■ Passage:
--- begin ---
He once called the comedian "kutte ki dum" and suggested a national donkey parade. Then came the commercial. As India's Got Latent Season 2 arrives on Netflix, the real story is about what changes — and what doesn't.
There is an old saying in Indian television: no one stays angry forever when the cameras are rolling. Mukesh Khanna, the man who played Shaktimaan for eleven years, would probably disagree with that. Until very recently, he seemed to be breaking the rule himself — holding one of the loudest, most colourful grudges in recent Indian entertainment memory. The target: comedian Samay Raina, the 27-year-old chess-player-turned-YouTube-sensation who once ran India's Got Latent, the chaotic digital talent show that became as famous for its controversy as for its comedy.
Then, on June 20, 2026, India's Got Latent Season 2 quietly premiered — simultaneously on Netflix and YouTube — and something stranger than fiction had already occurred: Mukesh Khanna had appeared alongside Samay Raina in a commercial. The man who had called Raina "kutte ki dum," who had demanded a national donkey parade through Indian cities as punishment for the comedian's sins, had decided to share a frame with him after all.
--- end ---
■ Supplied records:
--- begin ---
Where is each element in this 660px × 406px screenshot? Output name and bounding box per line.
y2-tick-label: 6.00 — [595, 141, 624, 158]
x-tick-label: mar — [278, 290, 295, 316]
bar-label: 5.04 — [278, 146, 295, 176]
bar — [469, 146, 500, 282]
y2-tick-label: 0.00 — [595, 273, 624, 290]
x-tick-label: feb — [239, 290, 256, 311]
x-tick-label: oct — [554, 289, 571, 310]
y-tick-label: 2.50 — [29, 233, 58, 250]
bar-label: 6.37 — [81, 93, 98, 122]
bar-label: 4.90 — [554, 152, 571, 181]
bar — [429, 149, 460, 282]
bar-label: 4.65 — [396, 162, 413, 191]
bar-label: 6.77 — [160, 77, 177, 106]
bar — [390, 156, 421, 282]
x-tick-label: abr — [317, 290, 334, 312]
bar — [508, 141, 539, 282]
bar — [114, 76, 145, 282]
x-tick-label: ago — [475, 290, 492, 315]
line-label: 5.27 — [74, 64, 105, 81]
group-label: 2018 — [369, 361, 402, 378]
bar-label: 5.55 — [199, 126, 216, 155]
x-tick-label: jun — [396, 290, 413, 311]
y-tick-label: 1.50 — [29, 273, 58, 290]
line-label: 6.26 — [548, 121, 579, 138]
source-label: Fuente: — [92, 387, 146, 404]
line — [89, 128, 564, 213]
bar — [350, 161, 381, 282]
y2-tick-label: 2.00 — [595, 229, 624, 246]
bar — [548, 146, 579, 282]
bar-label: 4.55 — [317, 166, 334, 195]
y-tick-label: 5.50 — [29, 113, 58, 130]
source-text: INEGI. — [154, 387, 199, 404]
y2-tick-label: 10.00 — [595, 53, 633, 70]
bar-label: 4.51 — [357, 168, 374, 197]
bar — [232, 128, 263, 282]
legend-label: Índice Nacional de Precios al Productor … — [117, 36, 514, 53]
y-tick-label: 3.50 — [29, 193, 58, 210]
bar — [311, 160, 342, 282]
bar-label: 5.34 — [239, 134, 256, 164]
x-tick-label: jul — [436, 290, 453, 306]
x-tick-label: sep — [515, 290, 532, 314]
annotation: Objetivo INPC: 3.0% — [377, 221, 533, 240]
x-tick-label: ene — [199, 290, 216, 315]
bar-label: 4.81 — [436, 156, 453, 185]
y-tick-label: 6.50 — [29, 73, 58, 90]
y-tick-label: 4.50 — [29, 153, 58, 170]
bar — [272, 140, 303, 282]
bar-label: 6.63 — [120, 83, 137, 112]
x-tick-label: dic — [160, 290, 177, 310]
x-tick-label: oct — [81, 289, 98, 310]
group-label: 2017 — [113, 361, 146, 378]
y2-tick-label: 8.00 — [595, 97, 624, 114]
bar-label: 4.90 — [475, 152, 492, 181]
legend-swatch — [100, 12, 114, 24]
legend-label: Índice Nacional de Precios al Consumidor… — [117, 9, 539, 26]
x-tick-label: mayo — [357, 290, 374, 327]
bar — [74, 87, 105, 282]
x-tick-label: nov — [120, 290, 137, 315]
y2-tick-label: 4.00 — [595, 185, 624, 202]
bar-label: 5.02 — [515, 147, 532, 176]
--- end ---
■ Set of tasks:
A) Please set down the stretch of the article from "He once called" through "and what doesn't.".
B) List every distinct number the article writes in digits.
Rely on the article alone.

■ Solutions in order:
A)
He once called the comedian "kutte ki dum" and suggested a national donkey parade. Then came the commercial. As India's Got Latent Season 2 arrives on Netflix, the real story is about what changes — and what doesn't.

B) 2, 20, 27, 2026